» **Records for this task**:
• • • • • • •

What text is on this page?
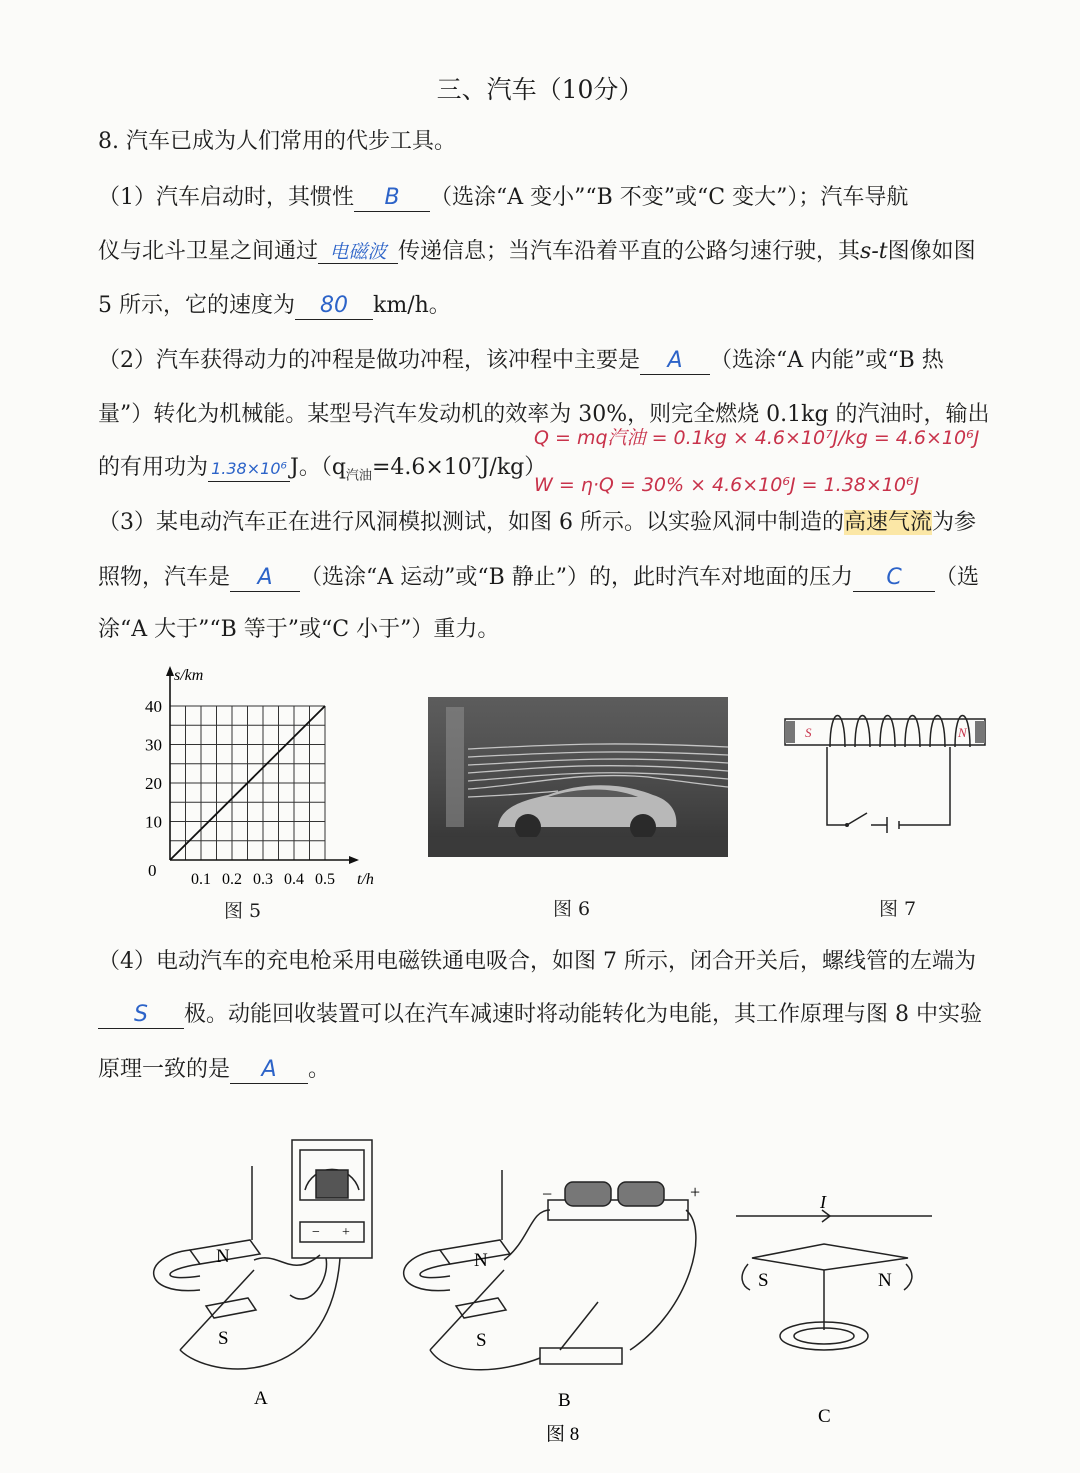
三、汽车（10分）
8. 汽车已成为人们常用的代步工具。
（1）汽车启动时，其惯性 B （选涂“A 变小”“B 不变”或“C 变大”）；汽车导航
仪与北斗卫星之间通过 电磁波 传递信息；当汽车沿着平直的公路匀速行驶，其s-t图像如图
5 所示，它的速度为 80 km/h。
（2）汽车获得动力的冲程是做功冲程，该冲程中主要是 A （选涂“A 内能”或“B 热
量”）转化为机械能。某型号汽车发动机的效率为 30%，则完全燃烧 0.1kg 的汽油时，输出
的有用功为 1.38×10⁶ J。$(q_{汽油}=4.6\times 10^7J/kg)$
Q = mq汽油 = 0.1kg × 4.6×10⁷J/kg = 4.6×10⁶J
W = η·Q = 30% × 4.6×10⁶J = 1.38×10⁶J
（3）某电动汽车正在进行风洞模拟测试，如图 6 所示。以实验风洞中制造的高速气流为参
照物，汽车是 A （选涂“A 运动”或“B 静止”）的，此时汽车对地面的压力 C （选
涂“A 大于”“B 等于”或“C 小于”）重力。
s/km
t/h
40
30
20
10
0 0.1 0.2 0.3 0.4 0.5
图 5	图 6
S	N
图 7
（4）电动汽车的充电枪采用电磁铁通电吸合，如图 7 所示，闭合开关后，螺线管的左端为
S 极。动能回收装置可以在汽车减速时将动能转化为电能，其工作原理与图 8 中实验
原理一致的是 A 。
N
S
− +
A
N
S
−	+
B
图 8
I
S	N
C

• • • • • • •

» **Do this**: Retype all entries exactly as they appear, dropping the images.

» **Solution to the problem**:
What text is on this page?
三、汽车（10分）
8. 汽车已成为人们常用的代步工具。
（1）汽车启动时，其惯性 B （选涂“A 变小”“B 不变”或“C 变大”）；汽车导航
仪与北斗卫星之间通过 电磁波 传递信息；当汽车沿着平直的公路匀速行驶，其s-t图像如图
5 所示，它的速度为 80 km/h。
（2）汽车获得动力的冲程是做功冲程，该冲程中主要是 A （选涂“A 内能”或“B 热
量”）转化为机械能。某型号汽车发动机的效率为 30%，则完全燃烧 0.1kg 的汽油时，输出
的有用功为 1.38×10⁶ J。$(q_{汽油}=4.6\times 10^7J/kg)$
Q = mq汽油 = 0.1kg × 4.6×10⁷J/kg = 4.6×10⁶J
W = η·Q = 30% × 4.6×10⁶J = 1.38×10⁶J
（3）某电动汽车正在进行风洞模拟测试，如图 6 所示。以实验风洞中制造的高速气流为参
照物，汽车是 A （选涂“A 运动”或“B 静止”）的，此时汽车对地面的压力 C （选
涂“A 大于”“B 等于”或“C 小于”）重力。
s/km
t/h
40
30
20
10
0 0.1 0.2 0.3 0.4 0.5
图 5	图 6
S	N
图 7
（4）电动汽车的充电枪采用电磁铁通电吸合，如图 7 所示，闭合开关后，螺线管的左端为
S 极。动能回收装置可以在汽车减速时将动能转化为电能，其工作原理与图 8 中实验
原理一致的是 A 。
N
S
− +
A
N
S
−	+
B
图 8
I
S	N
C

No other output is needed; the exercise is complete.